| TASK INSTRUCTIONS |
Only a number is wanted: the count of lines in this listing that contain "analysis".

| AVAILABLE DATA |

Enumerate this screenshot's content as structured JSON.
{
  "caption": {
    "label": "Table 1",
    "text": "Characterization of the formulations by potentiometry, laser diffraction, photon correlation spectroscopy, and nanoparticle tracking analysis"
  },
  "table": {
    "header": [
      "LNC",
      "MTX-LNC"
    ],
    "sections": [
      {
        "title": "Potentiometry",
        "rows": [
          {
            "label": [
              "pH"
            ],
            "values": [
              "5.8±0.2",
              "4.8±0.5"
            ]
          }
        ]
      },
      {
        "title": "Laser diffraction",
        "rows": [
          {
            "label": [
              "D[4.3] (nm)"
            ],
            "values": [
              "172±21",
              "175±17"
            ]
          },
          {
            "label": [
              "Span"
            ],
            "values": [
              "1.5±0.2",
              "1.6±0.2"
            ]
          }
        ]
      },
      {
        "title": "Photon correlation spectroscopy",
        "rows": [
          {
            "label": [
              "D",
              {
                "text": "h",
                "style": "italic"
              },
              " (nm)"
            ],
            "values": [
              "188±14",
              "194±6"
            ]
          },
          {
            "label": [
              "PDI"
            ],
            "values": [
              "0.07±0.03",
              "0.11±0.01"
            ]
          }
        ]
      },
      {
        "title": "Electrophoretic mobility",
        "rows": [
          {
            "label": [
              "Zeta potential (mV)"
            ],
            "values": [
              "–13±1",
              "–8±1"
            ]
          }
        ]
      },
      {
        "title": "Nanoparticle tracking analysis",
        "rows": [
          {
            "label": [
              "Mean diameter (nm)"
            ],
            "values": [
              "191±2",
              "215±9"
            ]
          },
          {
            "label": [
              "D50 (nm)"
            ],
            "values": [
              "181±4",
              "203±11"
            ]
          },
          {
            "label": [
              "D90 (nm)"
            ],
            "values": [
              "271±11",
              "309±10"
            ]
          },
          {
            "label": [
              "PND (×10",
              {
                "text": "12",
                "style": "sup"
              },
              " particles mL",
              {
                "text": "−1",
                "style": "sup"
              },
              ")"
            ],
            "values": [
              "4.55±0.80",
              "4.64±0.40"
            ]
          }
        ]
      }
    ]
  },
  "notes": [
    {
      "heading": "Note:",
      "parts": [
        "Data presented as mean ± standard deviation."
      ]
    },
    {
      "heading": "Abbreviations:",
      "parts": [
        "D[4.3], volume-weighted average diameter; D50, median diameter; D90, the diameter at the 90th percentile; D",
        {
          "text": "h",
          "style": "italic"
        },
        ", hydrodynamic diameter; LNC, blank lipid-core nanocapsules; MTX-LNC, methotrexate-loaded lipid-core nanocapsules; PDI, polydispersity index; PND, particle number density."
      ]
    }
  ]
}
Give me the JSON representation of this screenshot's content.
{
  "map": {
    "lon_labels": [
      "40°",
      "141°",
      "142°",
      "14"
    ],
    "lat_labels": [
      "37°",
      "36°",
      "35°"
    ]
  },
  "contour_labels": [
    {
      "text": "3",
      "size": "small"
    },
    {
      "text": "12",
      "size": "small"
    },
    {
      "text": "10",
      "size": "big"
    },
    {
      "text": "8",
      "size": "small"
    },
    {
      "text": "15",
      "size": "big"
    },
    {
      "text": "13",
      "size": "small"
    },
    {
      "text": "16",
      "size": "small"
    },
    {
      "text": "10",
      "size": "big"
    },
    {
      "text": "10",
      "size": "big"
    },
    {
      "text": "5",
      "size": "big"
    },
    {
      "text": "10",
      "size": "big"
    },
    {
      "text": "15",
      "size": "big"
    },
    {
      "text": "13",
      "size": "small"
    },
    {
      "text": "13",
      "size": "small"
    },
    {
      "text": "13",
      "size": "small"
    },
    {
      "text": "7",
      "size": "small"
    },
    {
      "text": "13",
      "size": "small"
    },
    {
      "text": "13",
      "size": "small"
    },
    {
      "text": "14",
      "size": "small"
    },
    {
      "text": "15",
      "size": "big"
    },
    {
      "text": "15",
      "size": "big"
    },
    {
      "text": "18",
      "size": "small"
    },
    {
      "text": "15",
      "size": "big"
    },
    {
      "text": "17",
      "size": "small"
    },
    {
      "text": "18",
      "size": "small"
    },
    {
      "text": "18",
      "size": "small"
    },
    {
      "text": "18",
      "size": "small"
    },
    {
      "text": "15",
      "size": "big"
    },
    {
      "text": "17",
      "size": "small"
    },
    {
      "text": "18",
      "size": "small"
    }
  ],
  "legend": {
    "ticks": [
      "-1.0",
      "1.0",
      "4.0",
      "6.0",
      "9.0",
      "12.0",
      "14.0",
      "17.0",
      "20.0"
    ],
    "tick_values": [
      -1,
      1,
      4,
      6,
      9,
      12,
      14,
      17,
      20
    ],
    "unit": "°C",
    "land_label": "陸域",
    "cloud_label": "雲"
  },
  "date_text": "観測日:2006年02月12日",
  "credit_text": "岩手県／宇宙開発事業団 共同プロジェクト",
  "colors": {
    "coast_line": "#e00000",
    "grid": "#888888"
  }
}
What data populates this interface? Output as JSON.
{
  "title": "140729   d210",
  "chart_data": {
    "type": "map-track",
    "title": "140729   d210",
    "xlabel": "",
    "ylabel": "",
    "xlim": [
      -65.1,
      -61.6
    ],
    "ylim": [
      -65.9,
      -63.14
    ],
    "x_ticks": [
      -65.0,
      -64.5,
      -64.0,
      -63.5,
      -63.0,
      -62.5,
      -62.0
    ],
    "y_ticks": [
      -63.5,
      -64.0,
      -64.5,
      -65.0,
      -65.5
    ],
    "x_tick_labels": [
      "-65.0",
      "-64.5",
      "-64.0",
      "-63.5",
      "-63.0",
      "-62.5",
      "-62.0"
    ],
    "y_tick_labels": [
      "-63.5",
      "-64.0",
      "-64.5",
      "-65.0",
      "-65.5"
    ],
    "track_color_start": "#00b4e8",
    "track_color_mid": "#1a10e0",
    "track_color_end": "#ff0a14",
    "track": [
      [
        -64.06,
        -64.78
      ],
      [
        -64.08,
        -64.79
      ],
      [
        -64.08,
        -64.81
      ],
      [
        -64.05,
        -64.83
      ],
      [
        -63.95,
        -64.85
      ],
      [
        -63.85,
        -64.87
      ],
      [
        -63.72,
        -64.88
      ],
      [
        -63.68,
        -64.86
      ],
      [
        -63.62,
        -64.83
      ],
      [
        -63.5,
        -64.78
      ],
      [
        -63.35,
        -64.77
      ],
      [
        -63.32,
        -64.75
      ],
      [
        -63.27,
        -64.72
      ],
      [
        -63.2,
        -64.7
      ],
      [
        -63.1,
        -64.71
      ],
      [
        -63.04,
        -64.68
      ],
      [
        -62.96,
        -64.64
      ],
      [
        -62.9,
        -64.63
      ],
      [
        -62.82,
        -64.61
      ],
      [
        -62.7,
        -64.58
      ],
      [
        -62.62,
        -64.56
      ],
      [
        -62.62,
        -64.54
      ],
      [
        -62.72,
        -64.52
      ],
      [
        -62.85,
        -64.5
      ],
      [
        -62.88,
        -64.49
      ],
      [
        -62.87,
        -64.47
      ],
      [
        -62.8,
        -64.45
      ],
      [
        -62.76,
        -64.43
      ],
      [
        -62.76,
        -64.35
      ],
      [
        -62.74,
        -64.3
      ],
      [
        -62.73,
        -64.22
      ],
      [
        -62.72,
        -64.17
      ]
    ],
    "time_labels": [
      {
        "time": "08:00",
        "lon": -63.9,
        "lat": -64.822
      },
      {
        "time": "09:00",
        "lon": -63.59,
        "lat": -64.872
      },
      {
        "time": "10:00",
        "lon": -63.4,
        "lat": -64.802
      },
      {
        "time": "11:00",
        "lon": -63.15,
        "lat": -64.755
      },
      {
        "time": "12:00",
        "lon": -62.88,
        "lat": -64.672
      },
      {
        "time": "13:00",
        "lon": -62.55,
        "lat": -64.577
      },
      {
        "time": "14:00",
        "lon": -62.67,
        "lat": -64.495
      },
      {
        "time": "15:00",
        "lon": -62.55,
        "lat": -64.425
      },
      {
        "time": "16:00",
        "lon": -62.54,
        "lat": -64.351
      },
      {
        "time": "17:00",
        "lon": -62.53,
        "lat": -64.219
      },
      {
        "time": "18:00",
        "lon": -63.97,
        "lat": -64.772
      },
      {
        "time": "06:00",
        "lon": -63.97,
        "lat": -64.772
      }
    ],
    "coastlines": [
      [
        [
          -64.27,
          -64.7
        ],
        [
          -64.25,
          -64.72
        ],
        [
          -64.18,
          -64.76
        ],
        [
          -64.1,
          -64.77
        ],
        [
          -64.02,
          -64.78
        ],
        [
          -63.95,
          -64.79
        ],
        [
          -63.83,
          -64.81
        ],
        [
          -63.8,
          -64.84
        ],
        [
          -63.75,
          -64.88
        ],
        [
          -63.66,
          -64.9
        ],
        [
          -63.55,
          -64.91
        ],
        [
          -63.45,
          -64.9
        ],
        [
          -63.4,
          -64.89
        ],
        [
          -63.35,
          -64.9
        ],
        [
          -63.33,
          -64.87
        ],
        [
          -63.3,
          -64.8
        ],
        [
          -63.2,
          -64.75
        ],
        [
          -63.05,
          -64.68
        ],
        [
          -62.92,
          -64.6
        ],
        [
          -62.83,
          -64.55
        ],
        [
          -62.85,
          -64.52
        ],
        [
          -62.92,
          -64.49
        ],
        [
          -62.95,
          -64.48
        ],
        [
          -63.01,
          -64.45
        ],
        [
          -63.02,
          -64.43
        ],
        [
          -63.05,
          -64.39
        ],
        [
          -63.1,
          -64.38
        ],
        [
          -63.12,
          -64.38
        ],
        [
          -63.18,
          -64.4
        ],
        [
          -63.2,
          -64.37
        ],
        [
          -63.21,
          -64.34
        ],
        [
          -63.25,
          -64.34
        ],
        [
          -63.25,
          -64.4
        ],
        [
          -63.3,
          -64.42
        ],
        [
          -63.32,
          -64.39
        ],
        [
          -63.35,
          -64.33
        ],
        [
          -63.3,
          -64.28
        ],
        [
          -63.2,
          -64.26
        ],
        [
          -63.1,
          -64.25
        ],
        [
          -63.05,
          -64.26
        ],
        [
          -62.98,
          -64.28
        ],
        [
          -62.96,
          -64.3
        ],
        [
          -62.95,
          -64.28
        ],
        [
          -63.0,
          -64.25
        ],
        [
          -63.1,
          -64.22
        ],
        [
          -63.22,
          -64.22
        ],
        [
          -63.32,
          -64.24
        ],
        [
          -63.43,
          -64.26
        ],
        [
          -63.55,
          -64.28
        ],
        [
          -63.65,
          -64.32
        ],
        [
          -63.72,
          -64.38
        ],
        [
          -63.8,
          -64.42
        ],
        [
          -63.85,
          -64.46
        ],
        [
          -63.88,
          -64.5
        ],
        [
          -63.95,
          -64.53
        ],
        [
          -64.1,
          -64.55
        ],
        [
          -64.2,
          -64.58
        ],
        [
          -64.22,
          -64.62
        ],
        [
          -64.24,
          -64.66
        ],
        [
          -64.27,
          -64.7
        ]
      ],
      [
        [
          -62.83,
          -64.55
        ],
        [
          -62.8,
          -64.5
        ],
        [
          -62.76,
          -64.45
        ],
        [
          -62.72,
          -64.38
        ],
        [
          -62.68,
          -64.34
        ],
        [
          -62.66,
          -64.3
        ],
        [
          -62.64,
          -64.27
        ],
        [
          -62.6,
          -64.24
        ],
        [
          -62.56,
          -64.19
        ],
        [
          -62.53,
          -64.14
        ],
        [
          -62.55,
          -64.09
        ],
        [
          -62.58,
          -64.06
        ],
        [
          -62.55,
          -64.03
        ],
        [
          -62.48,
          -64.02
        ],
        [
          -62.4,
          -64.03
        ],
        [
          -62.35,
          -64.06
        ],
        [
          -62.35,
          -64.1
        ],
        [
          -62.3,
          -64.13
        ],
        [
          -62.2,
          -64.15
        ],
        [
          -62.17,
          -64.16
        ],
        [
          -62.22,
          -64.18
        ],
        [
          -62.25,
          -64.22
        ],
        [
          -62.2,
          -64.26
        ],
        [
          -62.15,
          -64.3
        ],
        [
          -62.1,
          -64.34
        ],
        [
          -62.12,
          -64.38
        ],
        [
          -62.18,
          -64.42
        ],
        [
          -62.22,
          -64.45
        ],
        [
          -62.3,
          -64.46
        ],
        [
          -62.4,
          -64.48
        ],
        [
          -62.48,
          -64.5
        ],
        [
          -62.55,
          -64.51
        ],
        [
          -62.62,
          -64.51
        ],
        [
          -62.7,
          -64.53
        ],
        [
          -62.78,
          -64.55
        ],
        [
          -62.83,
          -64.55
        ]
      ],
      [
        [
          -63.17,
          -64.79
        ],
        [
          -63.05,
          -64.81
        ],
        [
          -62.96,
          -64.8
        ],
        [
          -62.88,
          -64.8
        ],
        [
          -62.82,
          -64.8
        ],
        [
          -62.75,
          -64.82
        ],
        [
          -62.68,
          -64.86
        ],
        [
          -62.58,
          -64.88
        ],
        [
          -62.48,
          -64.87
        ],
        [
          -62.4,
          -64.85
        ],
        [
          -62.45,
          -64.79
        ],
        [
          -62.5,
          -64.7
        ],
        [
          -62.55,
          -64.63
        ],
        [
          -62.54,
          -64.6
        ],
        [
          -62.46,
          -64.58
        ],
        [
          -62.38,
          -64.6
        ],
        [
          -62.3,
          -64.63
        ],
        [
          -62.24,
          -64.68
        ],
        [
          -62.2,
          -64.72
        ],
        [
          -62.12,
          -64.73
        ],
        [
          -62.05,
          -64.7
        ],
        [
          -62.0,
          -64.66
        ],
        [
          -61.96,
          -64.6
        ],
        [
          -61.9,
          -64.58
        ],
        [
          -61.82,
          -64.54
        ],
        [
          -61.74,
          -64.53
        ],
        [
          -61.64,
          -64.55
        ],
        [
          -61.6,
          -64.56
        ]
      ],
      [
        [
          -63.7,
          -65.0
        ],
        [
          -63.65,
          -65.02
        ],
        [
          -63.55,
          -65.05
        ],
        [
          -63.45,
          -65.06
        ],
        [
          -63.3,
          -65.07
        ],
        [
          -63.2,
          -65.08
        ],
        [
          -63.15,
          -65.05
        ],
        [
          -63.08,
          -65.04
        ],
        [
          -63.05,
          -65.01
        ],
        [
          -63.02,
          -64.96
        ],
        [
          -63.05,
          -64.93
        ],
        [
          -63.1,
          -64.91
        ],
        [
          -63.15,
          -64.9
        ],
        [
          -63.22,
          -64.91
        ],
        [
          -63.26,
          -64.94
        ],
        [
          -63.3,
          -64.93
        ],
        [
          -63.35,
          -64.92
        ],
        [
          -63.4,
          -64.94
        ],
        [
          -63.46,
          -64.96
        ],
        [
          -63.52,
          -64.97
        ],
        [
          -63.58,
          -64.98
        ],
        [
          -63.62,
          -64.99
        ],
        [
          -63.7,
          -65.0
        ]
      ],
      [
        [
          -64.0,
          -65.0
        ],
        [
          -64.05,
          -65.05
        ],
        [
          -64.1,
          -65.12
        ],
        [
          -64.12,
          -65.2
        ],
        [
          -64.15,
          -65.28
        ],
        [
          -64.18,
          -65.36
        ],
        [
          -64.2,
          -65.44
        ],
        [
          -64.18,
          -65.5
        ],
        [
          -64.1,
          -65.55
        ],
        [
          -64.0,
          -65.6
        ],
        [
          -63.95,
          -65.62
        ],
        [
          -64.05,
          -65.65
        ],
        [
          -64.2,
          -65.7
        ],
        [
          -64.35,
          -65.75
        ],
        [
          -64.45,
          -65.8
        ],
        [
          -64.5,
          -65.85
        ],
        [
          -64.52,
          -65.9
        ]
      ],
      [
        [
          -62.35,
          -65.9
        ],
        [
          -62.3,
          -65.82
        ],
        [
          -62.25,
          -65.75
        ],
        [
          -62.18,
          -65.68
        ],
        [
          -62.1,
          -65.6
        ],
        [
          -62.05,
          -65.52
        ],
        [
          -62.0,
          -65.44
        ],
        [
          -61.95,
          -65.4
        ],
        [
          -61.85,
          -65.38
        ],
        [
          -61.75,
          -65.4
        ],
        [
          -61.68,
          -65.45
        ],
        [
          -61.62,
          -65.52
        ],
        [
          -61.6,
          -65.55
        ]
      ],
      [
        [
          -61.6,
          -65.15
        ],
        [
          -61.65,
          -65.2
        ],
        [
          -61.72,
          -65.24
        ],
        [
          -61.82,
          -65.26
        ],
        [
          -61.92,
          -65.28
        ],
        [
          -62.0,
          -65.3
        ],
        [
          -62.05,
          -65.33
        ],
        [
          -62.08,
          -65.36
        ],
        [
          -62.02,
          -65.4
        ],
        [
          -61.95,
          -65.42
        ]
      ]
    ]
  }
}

| OUTPUT FOR THIS TASK |
2